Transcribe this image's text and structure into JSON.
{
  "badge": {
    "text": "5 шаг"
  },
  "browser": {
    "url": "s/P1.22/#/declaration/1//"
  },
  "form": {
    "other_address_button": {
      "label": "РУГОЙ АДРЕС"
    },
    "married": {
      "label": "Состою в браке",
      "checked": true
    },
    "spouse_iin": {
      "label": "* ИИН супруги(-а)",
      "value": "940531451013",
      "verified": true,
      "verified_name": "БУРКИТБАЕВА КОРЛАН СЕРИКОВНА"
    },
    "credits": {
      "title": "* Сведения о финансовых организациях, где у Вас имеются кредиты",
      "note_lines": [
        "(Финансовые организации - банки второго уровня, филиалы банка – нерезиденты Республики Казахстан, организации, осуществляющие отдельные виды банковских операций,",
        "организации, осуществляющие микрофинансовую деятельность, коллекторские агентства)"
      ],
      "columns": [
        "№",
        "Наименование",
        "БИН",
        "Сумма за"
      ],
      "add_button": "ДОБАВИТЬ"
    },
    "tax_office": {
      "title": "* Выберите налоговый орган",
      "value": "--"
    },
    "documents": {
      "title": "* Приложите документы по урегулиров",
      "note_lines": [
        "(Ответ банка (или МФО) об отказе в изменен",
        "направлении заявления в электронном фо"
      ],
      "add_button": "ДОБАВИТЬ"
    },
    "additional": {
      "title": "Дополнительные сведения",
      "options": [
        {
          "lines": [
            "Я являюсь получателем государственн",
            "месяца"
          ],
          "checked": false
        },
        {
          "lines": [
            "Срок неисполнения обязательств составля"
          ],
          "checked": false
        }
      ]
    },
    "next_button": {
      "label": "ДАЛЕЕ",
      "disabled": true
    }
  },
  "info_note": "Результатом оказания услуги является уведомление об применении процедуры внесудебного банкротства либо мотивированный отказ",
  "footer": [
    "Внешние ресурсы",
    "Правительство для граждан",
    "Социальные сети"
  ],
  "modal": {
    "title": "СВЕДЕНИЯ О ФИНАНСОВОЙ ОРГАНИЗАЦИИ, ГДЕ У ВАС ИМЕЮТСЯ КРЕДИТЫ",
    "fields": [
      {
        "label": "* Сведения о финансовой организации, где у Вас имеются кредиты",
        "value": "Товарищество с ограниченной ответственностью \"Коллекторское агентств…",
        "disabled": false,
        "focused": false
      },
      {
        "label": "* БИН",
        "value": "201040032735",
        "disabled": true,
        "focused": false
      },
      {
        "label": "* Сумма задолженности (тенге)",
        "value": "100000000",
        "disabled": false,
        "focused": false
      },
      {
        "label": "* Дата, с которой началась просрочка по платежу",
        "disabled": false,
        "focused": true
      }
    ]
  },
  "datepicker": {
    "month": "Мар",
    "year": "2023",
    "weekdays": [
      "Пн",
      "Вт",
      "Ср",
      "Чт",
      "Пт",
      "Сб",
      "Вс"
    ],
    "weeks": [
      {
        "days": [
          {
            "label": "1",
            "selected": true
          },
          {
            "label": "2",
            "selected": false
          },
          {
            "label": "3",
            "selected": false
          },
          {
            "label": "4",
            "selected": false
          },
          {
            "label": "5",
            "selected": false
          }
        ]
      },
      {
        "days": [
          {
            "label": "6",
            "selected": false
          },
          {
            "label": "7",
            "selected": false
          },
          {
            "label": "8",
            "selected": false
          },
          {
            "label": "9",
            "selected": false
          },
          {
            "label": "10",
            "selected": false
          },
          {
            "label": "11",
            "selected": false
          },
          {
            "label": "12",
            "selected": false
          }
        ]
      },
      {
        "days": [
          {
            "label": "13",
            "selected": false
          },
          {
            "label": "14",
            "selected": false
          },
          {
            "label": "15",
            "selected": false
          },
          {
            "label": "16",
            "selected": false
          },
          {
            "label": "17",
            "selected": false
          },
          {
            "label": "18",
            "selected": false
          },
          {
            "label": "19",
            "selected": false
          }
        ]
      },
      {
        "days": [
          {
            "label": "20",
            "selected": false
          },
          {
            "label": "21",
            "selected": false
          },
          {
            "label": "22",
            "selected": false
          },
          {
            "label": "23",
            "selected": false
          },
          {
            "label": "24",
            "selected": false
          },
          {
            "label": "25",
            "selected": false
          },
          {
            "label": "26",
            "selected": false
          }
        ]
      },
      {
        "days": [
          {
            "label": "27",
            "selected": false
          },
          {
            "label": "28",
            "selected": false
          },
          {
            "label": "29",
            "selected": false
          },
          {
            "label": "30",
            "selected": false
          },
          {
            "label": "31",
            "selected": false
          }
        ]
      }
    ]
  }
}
....
> _Exercise goal_: Tally the lines of the listing in which the word "text" occurs, and state the total alone.

> _Task output_: 2